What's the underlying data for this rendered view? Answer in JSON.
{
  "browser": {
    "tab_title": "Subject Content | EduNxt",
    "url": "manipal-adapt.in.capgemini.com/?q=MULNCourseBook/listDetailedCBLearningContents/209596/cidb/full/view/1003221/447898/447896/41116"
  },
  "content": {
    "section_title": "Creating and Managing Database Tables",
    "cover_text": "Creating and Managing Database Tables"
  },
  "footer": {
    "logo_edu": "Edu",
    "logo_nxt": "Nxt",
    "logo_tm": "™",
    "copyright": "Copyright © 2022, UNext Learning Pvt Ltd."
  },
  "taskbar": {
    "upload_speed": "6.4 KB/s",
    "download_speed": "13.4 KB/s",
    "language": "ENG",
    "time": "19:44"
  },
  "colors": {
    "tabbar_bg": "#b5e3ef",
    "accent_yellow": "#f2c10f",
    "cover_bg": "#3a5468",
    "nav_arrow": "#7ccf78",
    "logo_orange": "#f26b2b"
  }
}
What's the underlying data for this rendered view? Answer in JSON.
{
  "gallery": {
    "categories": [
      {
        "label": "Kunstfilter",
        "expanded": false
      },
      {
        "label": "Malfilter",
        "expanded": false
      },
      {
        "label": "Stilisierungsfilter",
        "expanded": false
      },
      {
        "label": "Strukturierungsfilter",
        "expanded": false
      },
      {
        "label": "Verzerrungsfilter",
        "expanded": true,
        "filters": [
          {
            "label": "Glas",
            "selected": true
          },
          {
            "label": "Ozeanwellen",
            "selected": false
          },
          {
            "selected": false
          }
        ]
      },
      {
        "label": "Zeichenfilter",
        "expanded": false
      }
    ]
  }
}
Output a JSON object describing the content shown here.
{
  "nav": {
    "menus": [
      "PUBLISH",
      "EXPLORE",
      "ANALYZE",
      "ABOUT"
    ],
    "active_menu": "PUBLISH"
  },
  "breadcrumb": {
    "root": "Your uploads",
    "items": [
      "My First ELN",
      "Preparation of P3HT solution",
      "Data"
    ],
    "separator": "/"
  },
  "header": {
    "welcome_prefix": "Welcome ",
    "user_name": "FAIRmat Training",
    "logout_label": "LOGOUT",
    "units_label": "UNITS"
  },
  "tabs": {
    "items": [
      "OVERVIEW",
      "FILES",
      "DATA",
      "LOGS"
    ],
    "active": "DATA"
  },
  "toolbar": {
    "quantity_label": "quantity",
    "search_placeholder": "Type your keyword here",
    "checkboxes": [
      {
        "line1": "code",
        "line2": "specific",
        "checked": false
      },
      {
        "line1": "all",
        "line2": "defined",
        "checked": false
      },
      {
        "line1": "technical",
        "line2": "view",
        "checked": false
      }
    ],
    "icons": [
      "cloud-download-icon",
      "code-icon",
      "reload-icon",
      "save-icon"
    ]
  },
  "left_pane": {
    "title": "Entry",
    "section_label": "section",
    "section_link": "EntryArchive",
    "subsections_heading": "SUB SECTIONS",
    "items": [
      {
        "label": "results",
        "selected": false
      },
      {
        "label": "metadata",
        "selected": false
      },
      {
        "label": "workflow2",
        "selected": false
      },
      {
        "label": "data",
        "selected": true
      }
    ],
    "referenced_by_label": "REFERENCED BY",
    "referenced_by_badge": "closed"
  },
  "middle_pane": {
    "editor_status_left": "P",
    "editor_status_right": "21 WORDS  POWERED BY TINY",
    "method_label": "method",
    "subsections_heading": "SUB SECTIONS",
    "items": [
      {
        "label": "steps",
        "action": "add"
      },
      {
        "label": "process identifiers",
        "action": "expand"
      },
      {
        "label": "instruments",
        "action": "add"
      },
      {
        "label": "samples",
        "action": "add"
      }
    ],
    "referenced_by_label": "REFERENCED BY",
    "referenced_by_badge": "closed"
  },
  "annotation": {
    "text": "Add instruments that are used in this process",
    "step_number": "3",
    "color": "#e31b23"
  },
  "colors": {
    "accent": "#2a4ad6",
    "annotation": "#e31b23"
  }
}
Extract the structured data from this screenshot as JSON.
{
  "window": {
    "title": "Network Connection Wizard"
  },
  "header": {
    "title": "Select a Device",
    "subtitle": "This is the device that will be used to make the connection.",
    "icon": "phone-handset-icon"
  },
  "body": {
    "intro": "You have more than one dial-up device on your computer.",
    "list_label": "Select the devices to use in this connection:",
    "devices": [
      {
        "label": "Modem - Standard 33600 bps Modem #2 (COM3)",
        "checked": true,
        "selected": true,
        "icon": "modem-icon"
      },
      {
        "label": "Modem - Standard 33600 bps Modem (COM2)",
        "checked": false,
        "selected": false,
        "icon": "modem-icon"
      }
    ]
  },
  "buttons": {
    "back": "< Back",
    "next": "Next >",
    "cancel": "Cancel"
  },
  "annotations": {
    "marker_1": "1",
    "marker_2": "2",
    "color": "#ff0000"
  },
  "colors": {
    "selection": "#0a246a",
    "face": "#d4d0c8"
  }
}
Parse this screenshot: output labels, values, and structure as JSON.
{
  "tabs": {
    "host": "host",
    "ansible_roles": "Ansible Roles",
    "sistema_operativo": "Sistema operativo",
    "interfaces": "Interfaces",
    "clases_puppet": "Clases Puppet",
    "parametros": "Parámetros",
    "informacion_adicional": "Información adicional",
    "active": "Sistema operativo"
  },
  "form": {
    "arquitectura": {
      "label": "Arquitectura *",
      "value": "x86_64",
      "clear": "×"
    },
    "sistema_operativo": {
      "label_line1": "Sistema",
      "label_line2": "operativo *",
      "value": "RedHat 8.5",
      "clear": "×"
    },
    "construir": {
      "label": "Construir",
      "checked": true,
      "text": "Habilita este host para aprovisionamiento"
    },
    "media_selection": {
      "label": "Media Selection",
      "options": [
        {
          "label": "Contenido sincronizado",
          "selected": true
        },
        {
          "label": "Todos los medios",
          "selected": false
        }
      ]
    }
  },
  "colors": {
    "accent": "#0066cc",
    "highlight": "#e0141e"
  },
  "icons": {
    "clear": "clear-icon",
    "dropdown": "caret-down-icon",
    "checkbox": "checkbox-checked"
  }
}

---

▶ [Challenge]:
Make an exact copy of the data above.

▶ [Exercise solution]:
What's the underlying data for this rendered view? Answer in JSON.
{
  "browser": {
    "tab_title": "Subject Content | EduNxt",
    "url": "manipal-adapt.in.capgemini.com/?q=MULNCourseBook/listDetailedCBLearningContents/209596/cidb/full/view/1003221/447898/447896/41116"
  },
  "content": {
    "section_title": "Creating and Managing Database Tables",
    "cover_text": "Creating and Managing Database Tables"
  },
  "footer": {
    "logo_edu": "Edu",
    "logo_nxt": "Nxt",
    "logo_tm": "™",
    "copyright": "Copyright © 2022, UNext Learning Pvt Ltd."
  },
  "taskbar": {
    "upload_speed": "6.4 KB/s",
    "download_speed": "13.4 KB/s",
    "language": "ENG",
    "time": "19:44"
  },
  "colors": {
    "tabbar_bg": "#b5e3ef",
    "accent_yellow": "#f2c10f",
    "cover_bg": "#3a5468",
    "nav_arrow": "#7ccf78",
    "logo_orange": "#f26b2b"
  }
}
What's the underlying data for this rendered view? Answer in JSON.
{
  "gallery": {
    "categories": [
      {
        "label": "Kunstfilter",
        "expanded": false
      },
      {
        "label": "Malfilter",
        "expanded": false
      },
      {
        "label": "Stilisierungsfilter",
        "expanded": false
      },
      {
        "label": "Strukturierungsfilter",
        "expanded": false
      },
      {
        "label": "Verzerrungsfilter",
        "expanded": true,
        "filters": [
          {
            "label": "Glas",
            "selected": true
          },
          {
            "label": "Ozeanwellen",
            "selected": false
          },
          {
            "selected": false
          }
        ]
      },
      {
        "label": "Zeichenfilter",
        "expanded": false
      }
    ]
  }
}
Output a JSON object describing the content shown here.
{
  "nav": {
    "menus": [
      "PUBLISH",
      "EXPLORE",
      "ANALYZE",
      "ABOUT"
    ],
    "active_menu": "PUBLISH"
  },
  "breadcrumb": {
    "root": "Your uploads",
    "items": [
      "My First ELN",
      "Preparation of P3HT solution",
      "Data"
    ],
    "separator": "/"
  },
  "header": {
    "welcome_prefix": "Welcome ",
    "user_name": "FAIRmat Training",
    "logout_label": "LOGOUT",
    "units_label": "UNITS"
  },
  "tabs": {
    "items": [
      "OVERVIEW",
      "FILES",
      "DATA",
      "LOGS"
    ],
    "active": "DATA"
  },
  "toolbar": {
    "quantity_label": "quantity",
    "search_placeholder": "Type your keyword here",
    "checkboxes": [
      {
        "line1": "code",
        "line2": "specific",
        "checked": false
      },
      {
        "line1": "all",
        "line2": "defined",
        "checked": false
      },
      {
        "line1": "technical",
        "line2": "view",
        "checked": false
      }
    ],
    "icons": [
      "cloud-download-icon",
      "code-icon",
      "reload-icon",
      "save-icon"
    ]
  },
  "left_pane": {
    "title": "Entry",
    "section_label": "section",
    "section_link": "EntryArchive",
    "subsections_heading": "SUB SECTIONS",
    "items": [
      {
        "label": "results",
        "selected": false
      },
      {
        "label": "metadata",
        "selected": false
      },
      {
        "label": "workflow2",
        "selected": false
      },
      {
        "label": "data",
        "selected": true
      }
    ],
    "referenced_by_label": "REFERENCED BY",
    "referenced_by_badge": "closed"
  },
  "middle_pane": {
    "editor_status_left": "P",
    "editor_status_right": "21 WORDS  POWERED BY TINY",
    "method_label": "method",
    "subsections_heading": "SUB SECTIONS",
    "items": [
      {
        "label": "steps",
        "action": "add"
      },
      {
        "label": "process identifiers",
        "action": "expand"
      },
      {
        "label": "instruments",
        "action": "add"
      },
      {
        "label": "samples",
        "action": "add"
      }
    ],
    "referenced_by_label": "REFERENCED BY",
    "referenced_by_badge": "closed"
  },
  "annotation": {
    "text": "Add instruments that are used in this process",
    "step_number": "3",
    "color": "#e31b23"
  },
  "colors": {
    "accent": "#2a4ad6",
    "annotation": "#e31b23"
  }
}
Extract the structured data from this screenshot as JSON.
{
  "window": {
    "title": "Network Connection Wizard"
  },
  "header": {
    "title": "Select a Device",
    "subtitle": "This is the device that will be used to make the connection.",
    "icon": "phone-handset-icon"
  },
  "body": {
    "intro": "You have more than one dial-up device on your computer.",
    "list_label": "Select the devices to use in this connection:",
    "devices": [
      {
        "label": "Modem - Standard 33600 bps Modem #2 (COM3)",
        "checked": true,
        "selected": true,
        "icon": "modem-icon"
      },
      {
        "label": "Modem - Standard 33600 bps Modem (COM2)",
        "checked": false,
        "selected": false,
        "icon": "modem-icon"
      }
    ]
  },
  "buttons": {
    "back": "< Back",
    "next": "Next >",
    "cancel": "Cancel"
  },
  "annotations": {
    "marker_1": "1",
    "marker_2": "2",
    "color": "#ff0000"
  },
  "colors": {
    "selection": "#0a246a",
    "face": "#d4d0c8"
  }
}
Parse this screenshot: output labels, values, and structure as JSON.
{
  "tabs": {
    "host": "host",
    "ansible_roles": "Ansible Roles",
    "sistema_operativo": "Sistema operativo",
    "interfaces": "Interfaces",
    "clases_puppet": "Clases Puppet",
    "parametros": "Parámetros",
    "informacion_adicional": "Información adicional",
    "active": "Sistema operativo"
  },
  "form": {
    "arquitectura": {
      "label": "Arquitectura *",
      "value": "x86_64",
      "clear": "×"
    },
    "sistema_operativo": {
      "label_line1": "Sistema",
      "label_line2": "operativo *",
      "value": "RedHat 8.5",
      "clear": "×"
    },
    "construir": {
      "label": "Construir",
      "checked": true,
      "text": "Habilita este host para aprovisionamiento"
    },
    "media_selection": {
      "label": "Media Selection",
      "options": [
        {
          "label": "Contenido sincronizado",
          "selected": true
        },
        {
          "label": "Todos los medios",
          "selected": false
        }
      ]
    }
  },
  "colors": {
    "accent": "#0066cc",
    "highlight": "#e0141e"
  },
  "icons": {
    "clear": "clear-icon",
    "dropdown": "caret-down-icon",
    "checkbox": "checkbox-checked"
  }
}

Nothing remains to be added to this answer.